◆ REQUIREMENT
Keep the pictures out and restate every record exactly.

◆ EXTRACTED MATERIAL
━━━━━━━━━━━━━━━━

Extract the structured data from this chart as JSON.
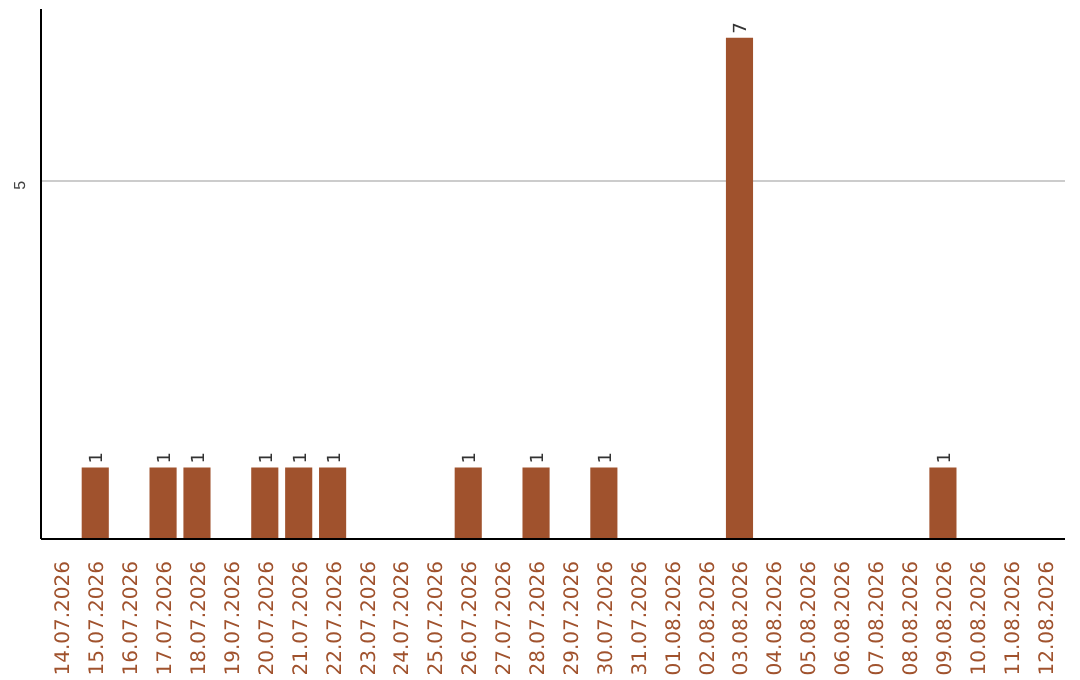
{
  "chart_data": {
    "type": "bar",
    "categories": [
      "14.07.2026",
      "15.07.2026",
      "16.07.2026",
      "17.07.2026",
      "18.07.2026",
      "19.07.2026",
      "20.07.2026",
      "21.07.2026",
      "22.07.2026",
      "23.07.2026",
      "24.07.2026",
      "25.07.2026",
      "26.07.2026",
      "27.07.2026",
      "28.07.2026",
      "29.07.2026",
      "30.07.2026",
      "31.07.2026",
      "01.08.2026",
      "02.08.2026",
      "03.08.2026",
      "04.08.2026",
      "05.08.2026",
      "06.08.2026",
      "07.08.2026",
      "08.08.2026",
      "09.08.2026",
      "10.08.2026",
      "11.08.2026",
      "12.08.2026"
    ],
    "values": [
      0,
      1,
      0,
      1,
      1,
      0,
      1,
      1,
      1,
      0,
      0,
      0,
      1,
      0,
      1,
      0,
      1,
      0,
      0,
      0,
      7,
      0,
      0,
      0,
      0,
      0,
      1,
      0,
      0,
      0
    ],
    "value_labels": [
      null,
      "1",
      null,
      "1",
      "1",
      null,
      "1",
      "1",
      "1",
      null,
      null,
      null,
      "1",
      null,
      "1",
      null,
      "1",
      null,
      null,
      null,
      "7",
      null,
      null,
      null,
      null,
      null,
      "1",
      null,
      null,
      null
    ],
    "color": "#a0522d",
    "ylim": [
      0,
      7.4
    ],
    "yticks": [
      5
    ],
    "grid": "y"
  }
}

━━━━━━━━━━━━━━━━

◆ WORKED ANSWER
Extract the structured data from this chart as JSON.
{
  "chart_data": {
    "type": "bar",
    "categories": [
      "14.07.2026",
      "15.07.2026",
      "16.07.2026",
      "17.07.2026",
      "18.07.2026",
      "19.07.2026",
      "20.07.2026",
      "21.07.2026",
      "22.07.2026",
      "23.07.2026",
      "24.07.2026",
      "25.07.2026",
      "26.07.2026",
      "27.07.2026",
      "28.07.2026",
      "29.07.2026",
      "30.07.2026",
      "31.07.2026",
      "01.08.2026",
      "02.08.2026",
      "03.08.2026",
      "04.08.2026",
      "05.08.2026",
      "06.08.2026",
      "07.08.2026",
      "08.08.2026",
      "09.08.2026",
      "10.08.2026",
      "11.08.2026",
      "12.08.2026"
    ],
    "values": [
      0,
      1,
      0,
      1,
      1,
      0,
      1,
      1,
      1,
      0,
      0,
      0,
      1,
      0,
      1,
      0,
      1,
      0,
      0,
      0,
      7,
      0,
      0,
      0,
      0,
      0,
      1,
      0,
      0,
      0
    ],
    "value_labels": [
      null,
      "1",
      null,
      "1",
      "1",
      null,
      "1",
      "1",
      "1",
      null,
      null,
      null,
      "1",
      null,
      "1",
      null,
      "1",
      null,
      null,
      null,
      "7",
      null,
      null,
      null,
      null,
      null,
      "1",
      null,
      null,
      null
    ],
    "color": "#a0522d",
    "ylim": [
      0,
      7.4
    ],
    "yticks": [
      5
    ],
    "grid": "y"
  }
}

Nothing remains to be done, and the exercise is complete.